**Problem statement**. Go through the data below. List every line that holds the word "make".

Data records
------------------------------------
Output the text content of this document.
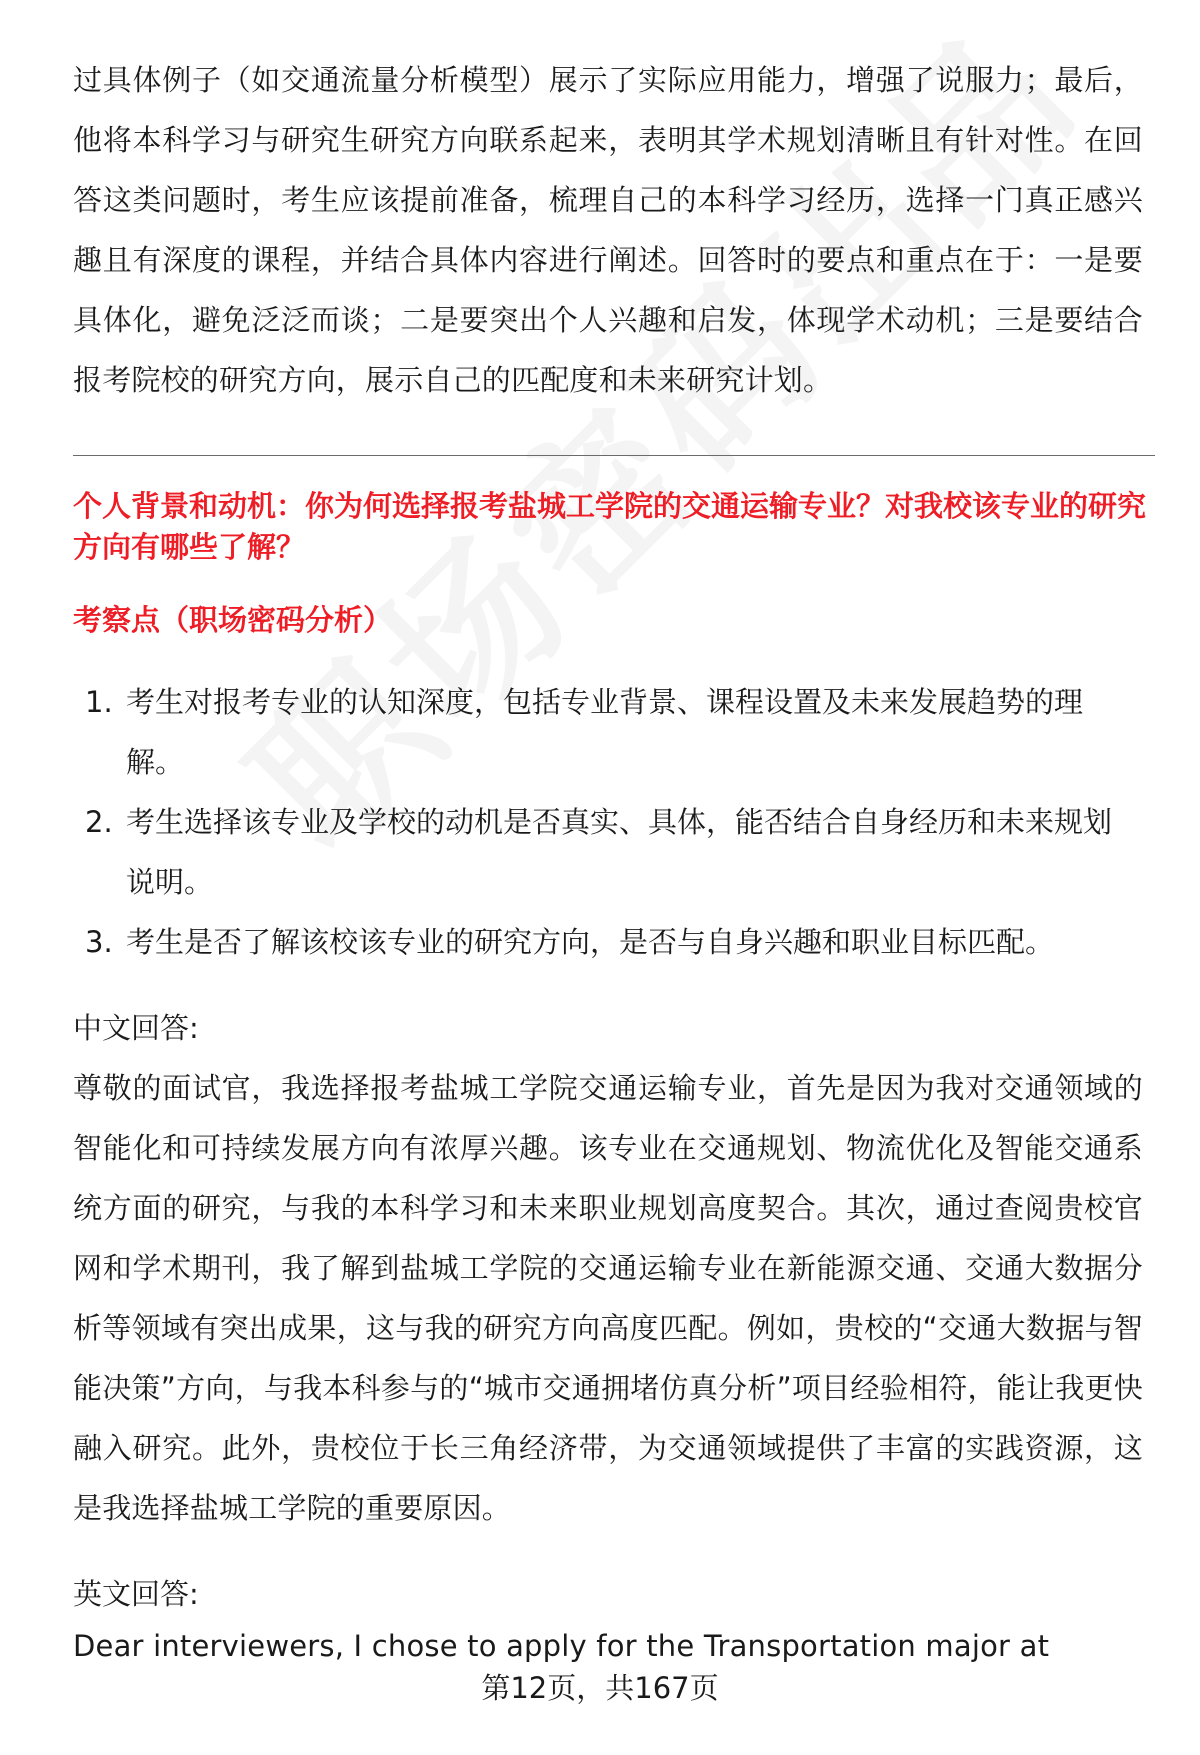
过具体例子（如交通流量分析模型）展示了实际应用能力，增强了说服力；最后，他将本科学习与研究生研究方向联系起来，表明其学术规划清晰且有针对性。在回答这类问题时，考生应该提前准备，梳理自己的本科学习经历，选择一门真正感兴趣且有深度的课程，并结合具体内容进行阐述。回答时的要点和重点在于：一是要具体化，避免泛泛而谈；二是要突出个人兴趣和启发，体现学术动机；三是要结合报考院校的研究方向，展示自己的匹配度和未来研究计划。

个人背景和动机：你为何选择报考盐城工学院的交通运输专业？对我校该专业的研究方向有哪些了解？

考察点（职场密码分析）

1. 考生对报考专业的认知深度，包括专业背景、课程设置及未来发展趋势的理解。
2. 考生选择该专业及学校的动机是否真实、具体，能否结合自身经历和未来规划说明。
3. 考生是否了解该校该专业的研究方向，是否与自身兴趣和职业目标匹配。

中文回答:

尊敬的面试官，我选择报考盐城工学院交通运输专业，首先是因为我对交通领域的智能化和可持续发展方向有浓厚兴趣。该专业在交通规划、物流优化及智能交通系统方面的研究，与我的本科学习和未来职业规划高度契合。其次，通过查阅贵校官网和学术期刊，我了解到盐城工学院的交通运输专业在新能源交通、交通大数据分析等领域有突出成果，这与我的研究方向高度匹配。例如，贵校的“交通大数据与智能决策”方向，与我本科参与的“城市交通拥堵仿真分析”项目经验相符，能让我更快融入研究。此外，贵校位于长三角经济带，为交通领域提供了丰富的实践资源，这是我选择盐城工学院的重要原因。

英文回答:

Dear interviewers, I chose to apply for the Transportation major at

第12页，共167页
------------------------------------
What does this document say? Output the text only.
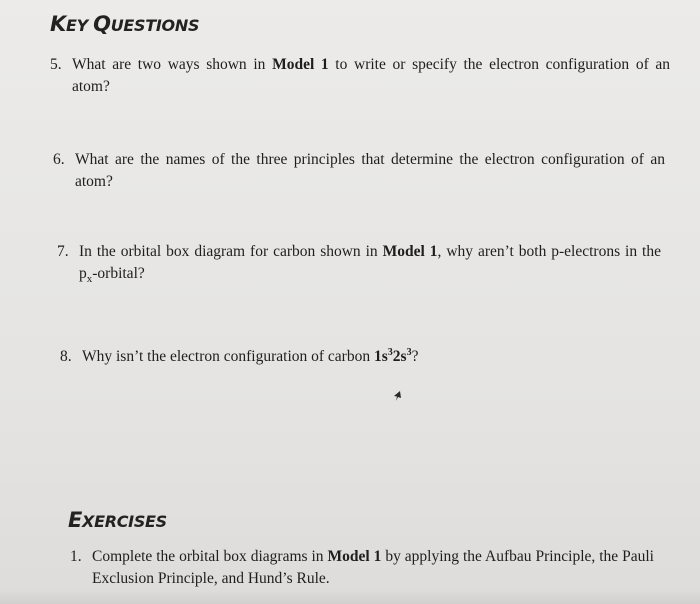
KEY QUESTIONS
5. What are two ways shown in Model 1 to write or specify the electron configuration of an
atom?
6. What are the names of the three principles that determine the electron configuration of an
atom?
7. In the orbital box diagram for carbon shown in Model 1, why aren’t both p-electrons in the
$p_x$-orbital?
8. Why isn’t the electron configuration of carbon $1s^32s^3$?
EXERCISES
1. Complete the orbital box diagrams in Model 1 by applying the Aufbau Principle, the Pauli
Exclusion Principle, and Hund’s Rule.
------------------------------------
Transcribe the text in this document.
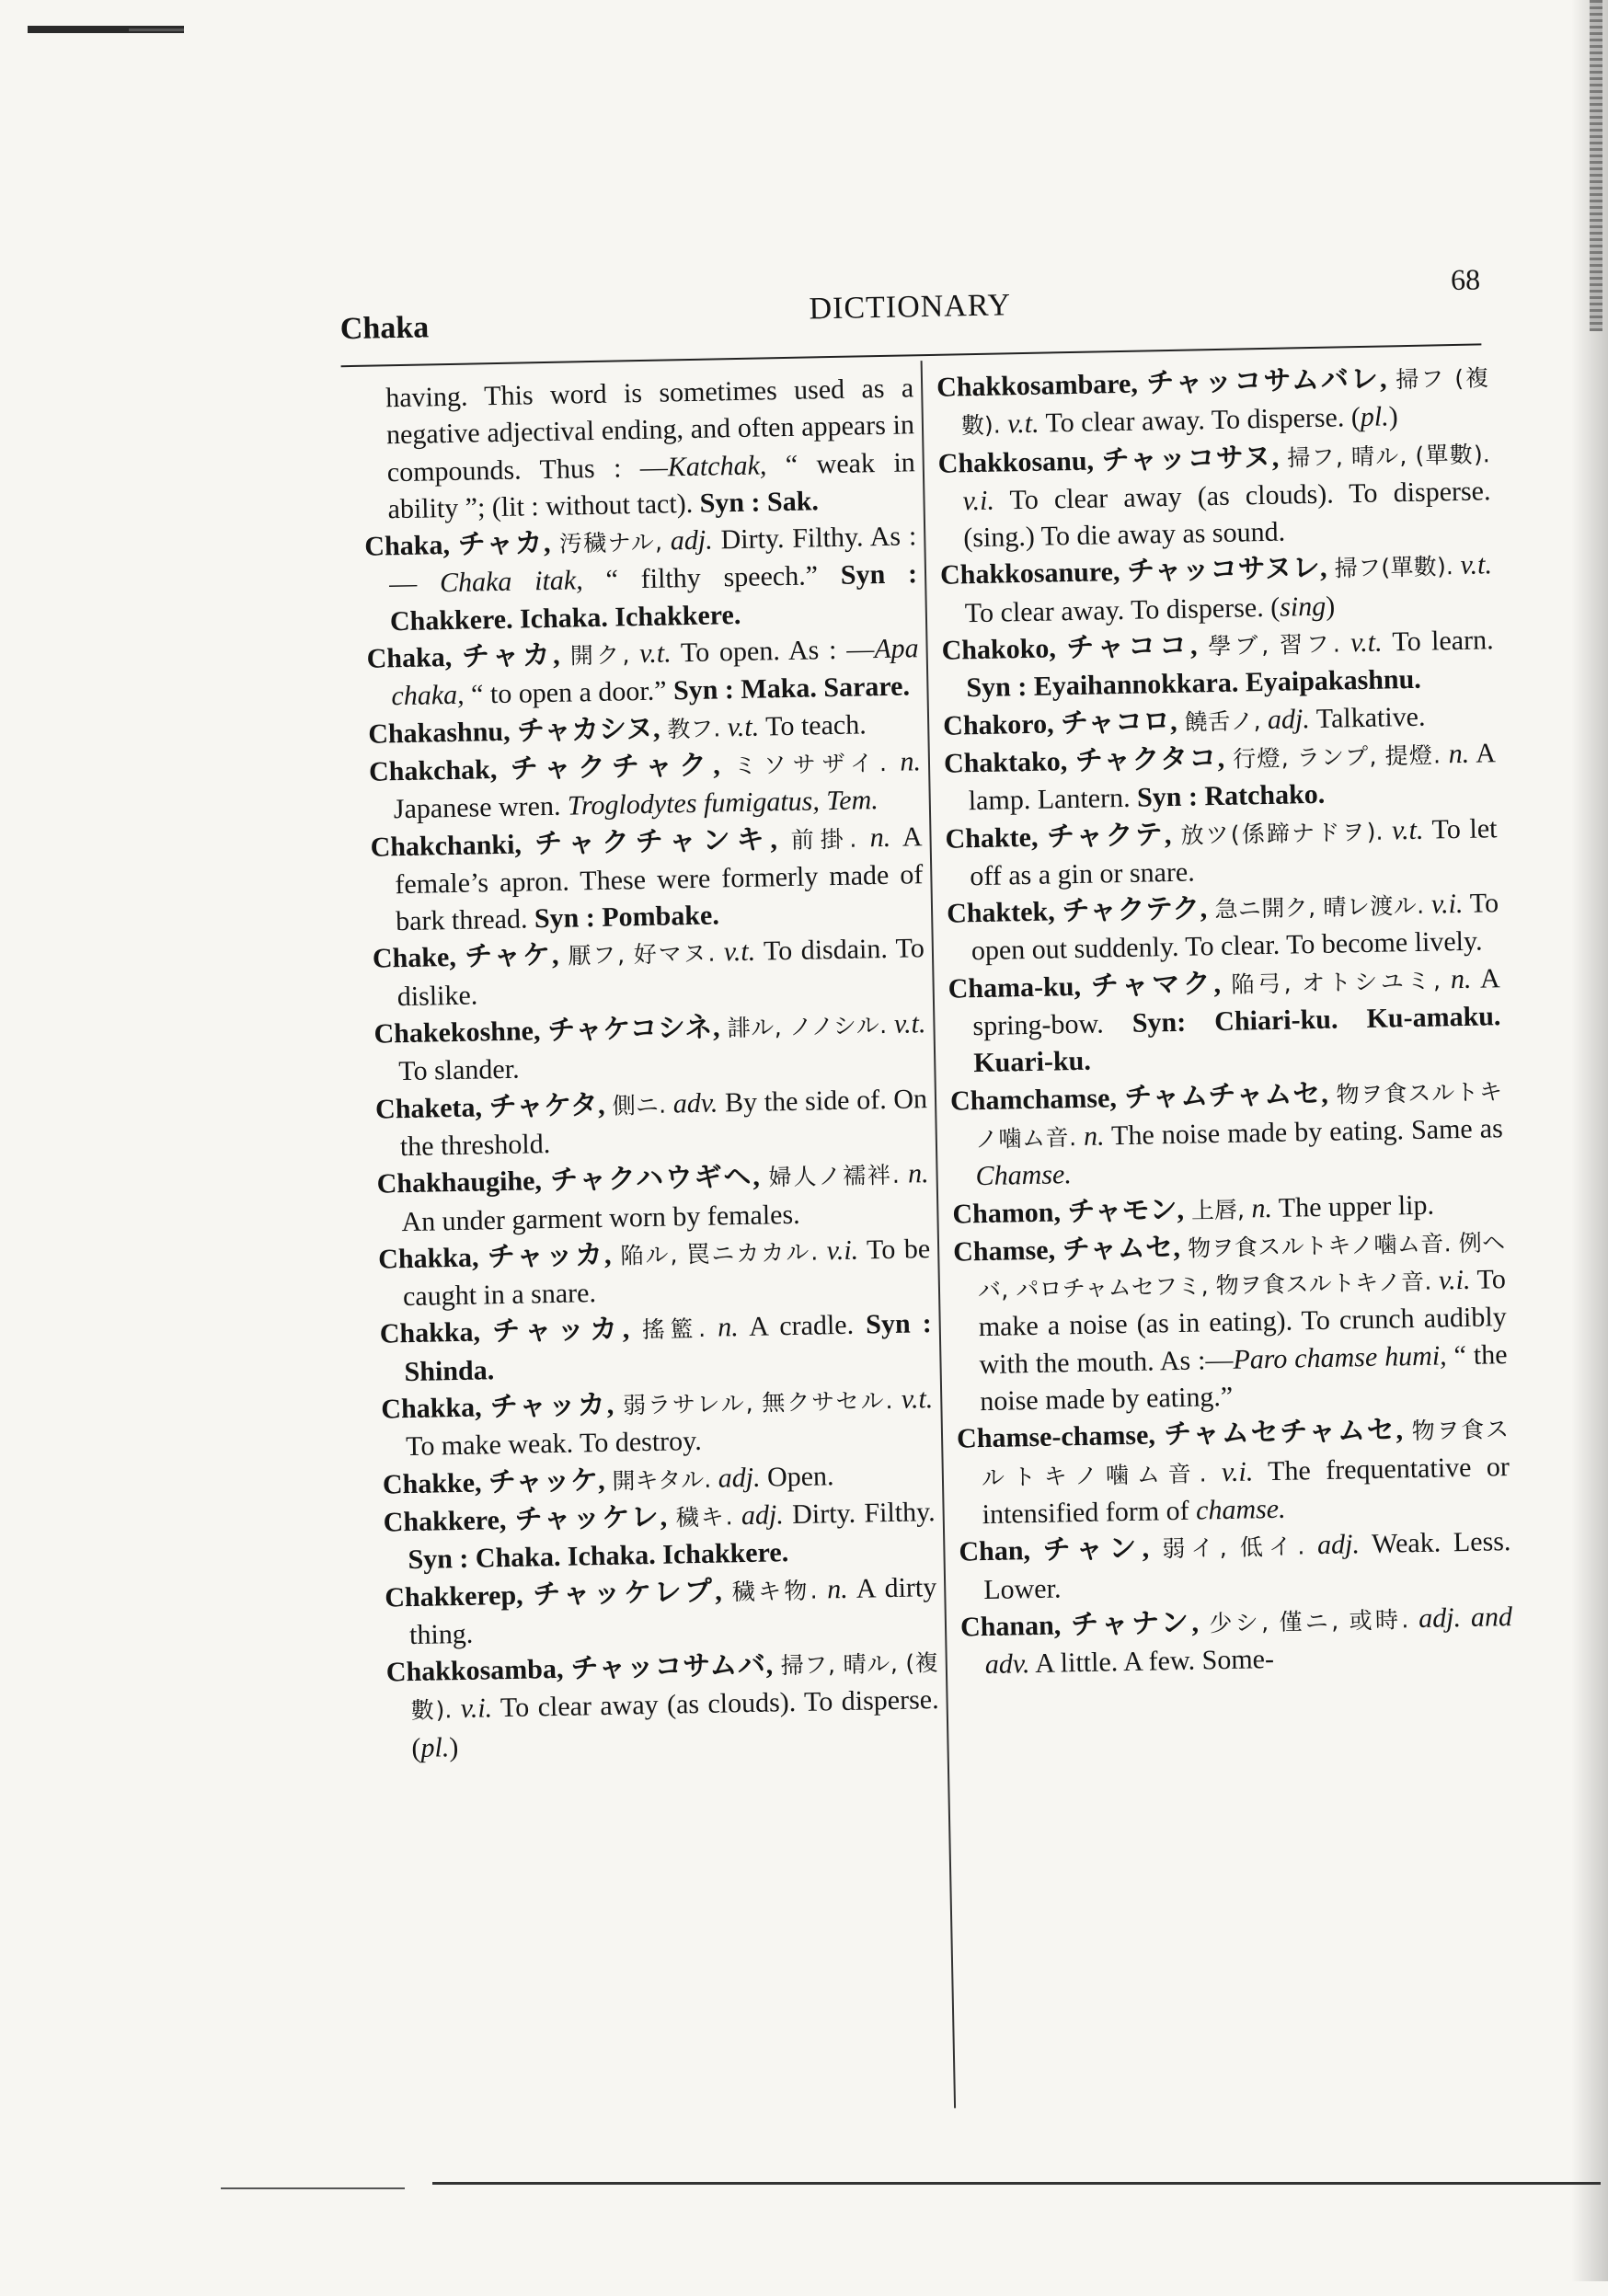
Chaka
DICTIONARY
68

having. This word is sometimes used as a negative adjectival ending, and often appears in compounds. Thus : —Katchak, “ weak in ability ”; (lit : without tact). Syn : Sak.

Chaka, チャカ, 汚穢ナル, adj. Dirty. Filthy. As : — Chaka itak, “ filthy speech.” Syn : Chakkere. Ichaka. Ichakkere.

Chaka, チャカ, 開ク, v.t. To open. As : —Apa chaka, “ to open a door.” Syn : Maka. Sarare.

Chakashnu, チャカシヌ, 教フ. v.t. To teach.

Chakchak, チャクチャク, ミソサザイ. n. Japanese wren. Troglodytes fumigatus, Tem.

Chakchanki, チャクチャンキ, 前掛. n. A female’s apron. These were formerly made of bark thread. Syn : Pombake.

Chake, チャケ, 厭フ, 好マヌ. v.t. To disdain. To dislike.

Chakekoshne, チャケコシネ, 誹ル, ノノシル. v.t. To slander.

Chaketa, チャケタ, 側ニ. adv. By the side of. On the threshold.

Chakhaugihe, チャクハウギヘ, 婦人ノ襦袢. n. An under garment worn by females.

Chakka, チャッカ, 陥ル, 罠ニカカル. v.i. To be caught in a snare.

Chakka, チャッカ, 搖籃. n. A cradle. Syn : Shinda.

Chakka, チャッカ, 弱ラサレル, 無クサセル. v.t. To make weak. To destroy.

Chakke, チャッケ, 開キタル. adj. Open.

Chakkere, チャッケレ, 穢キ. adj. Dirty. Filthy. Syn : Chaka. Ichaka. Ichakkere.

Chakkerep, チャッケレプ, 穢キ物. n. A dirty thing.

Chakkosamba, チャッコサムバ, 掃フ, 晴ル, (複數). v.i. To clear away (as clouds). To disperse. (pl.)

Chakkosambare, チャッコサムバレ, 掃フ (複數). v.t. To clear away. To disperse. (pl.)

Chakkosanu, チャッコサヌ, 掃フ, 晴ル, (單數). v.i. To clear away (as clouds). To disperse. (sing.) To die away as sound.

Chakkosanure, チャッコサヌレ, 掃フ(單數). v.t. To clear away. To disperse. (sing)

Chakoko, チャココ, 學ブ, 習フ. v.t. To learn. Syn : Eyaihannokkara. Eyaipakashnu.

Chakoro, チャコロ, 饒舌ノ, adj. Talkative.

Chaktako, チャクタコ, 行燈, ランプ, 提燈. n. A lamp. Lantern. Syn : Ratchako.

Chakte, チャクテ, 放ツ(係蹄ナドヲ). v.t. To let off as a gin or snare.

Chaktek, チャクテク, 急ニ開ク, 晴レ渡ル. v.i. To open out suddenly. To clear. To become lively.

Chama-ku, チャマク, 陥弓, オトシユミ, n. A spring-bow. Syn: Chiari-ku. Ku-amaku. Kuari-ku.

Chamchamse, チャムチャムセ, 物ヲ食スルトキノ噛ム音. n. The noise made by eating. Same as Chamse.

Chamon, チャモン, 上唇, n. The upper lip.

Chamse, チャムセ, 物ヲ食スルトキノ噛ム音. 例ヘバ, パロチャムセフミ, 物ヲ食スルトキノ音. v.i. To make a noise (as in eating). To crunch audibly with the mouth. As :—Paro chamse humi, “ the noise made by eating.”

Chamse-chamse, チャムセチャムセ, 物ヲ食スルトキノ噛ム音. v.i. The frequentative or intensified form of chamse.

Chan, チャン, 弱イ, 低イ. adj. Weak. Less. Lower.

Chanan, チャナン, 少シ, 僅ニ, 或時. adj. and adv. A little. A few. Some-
------------------------------------
**Answer to this exercise**.
Chakka, チャッカ, 弱ラサレル, 無クサセル. v.t. To make weak. To destroy.
Chamse, チャムセ, 物ヲ食スルトキノ噛ム音. 例ヘバ, パロチャムセフミ, 物ヲ食スルトキノ音. v.i. To make a noise (as in eating). To crunch audibly with the mouth. As :—Paro chamse humi, “ the noise made by eating.”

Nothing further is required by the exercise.